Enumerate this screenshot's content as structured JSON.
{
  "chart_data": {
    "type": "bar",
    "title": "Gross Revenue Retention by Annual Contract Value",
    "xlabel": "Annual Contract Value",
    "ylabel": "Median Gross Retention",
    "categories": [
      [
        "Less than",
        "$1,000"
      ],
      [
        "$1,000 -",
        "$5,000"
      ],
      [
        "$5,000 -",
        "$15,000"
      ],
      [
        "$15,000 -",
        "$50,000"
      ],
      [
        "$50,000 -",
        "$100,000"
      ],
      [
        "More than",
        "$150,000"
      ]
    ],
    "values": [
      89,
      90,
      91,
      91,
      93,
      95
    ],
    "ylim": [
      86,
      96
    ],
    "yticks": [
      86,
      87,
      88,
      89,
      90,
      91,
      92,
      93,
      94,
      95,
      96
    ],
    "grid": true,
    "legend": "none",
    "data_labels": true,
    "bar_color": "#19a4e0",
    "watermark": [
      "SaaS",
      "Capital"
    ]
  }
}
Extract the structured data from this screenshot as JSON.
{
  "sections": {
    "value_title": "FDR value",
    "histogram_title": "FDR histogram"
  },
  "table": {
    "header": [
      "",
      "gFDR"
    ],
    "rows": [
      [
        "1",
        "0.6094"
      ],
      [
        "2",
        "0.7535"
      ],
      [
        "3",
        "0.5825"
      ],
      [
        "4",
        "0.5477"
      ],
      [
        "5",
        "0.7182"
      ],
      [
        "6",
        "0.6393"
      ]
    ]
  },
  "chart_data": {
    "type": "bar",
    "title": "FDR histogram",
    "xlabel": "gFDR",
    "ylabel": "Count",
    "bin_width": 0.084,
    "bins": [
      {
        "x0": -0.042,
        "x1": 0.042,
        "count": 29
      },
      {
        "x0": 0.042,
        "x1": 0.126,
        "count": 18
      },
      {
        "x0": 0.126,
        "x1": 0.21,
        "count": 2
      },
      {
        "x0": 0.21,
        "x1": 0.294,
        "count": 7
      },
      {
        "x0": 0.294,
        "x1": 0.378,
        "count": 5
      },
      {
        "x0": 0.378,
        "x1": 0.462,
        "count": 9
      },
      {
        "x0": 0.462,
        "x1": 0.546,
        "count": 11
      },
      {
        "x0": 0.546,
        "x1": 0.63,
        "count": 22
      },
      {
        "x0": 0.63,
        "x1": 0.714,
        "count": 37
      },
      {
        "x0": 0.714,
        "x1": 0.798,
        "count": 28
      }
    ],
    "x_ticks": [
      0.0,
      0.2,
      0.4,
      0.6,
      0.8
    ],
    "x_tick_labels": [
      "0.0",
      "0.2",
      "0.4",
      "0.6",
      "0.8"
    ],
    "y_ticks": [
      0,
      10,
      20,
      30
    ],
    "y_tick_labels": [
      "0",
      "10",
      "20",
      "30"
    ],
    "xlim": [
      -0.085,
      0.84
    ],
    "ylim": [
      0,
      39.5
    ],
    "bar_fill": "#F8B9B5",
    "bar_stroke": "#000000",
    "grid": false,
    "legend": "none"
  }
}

#####

- **Task goal**
Give back the whole listing exactly as it reads.

- **Solution to this problem**
Enumerate this screenshot's content as structured JSON.
{
  "chart_data": {
    "type": "bar",
    "title": "Gross Revenue Retention by Annual Contract Value",
    "xlabel": "Annual Contract Value",
    "ylabel": "Median Gross Retention",
    "categories": [
      [
        "Less than",
        "$1,000"
      ],
      [
        "$1,000 -",
        "$5,000"
      ],
      [
        "$5,000 -",
        "$15,000"
      ],
      [
        "$15,000 -",
        "$50,000"
      ],
      [
        "$50,000 -",
        "$100,000"
      ],
      [
        "More than",
        "$150,000"
      ]
    ],
    "values": [
      89,
      90,
      91,
      91,
      93,
      95
    ],
    "ylim": [
      86,
      96
    ],
    "yticks": [
      86,
      87,
      88,
      89,
      90,
      91,
      92,
      93,
      94,
      95,
      96
    ],
    "grid": true,
    "legend": "none",
    "data_labels": true,
    "bar_color": "#19a4e0",
    "watermark": [
      "SaaS",
      "Capital"
    ]
  }
}
Extract the structured data from this screenshot as JSON.
{
  "sections": {
    "value_title": "FDR value",
    "histogram_title": "FDR histogram"
  },
  "table": {
    "header": [
      "",
      "gFDR"
    ],
    "rows": [
      [
        "1",
        "0.6094"
      ],
      [
        "2",
        "0.7535"
      ],
      [
        "3",
        "0.5825"
      ],
      [
        "4",
        "0.5477"
      ],
      [
        "5",
        "0.7182"
      ],
      [
        "6",
        "0.6393"
      ]
    ]
  },
  "chart_data": {
    "type": "bar",
    "title": "FDR histogram",
    "xlabel": "gFDR",
    "ylabel": "Count",
    "bin_width": 0.084,
    "bins": [
      {
        "x0": -0.042,
        "x1": 0.042,
        "count": 29
      },
      {
        "x0": 0.042,
        "x1": 0.126,
        "count": 18
      },
      {
        "x0": 0.126,
        "x1": 0.21,
        "count": 2
      },
      {
        "x0": 0.21,
        "x1": 0.294,
        "count": 7
      },
      {
        "x0": 0.294,
        "x1": 0.378,
        "count": 5
      },
      {
        "x0": 0.378,
        "x1": 0.462,
        "count": 9
      },
      {
        "x0": 0.462,
        "x1": 0.546,
        "count": 11
      },
      {
        "x0": 0.546,
        "x1": 0.63,
        "count": 22
      },
      {
        "x0": 0.63,
        "x1": 0.714,
        "count": 37
      },
      {
        "x0": 0.714,
        "x1": 0.798,
        "count": 28
      }
    ],
    "x_ticks": [
      0.0,
      0.2,
      0.4,
      0.6,
      0.8
    ],
    "x_tick_labels": [
      "0.0",
      "0.2",
      "0.4",
      "0.6",
      "0.8"
    ],
    "y_ticks": [
      0,
      10,
      20,
      30
    ],
    "y_tick_labels": [
      "0",
      "10",
      "20",
      "30"
    ],
    "xlim": [
      -0.085,
      0.84
    ],
    "ylim": [
      0,
      39.5
    ],
    "bar_fill": "#F8B9B5",
    "bar_stroke": "#000000",
    "grid": false,
    "legend": "none"
  }
}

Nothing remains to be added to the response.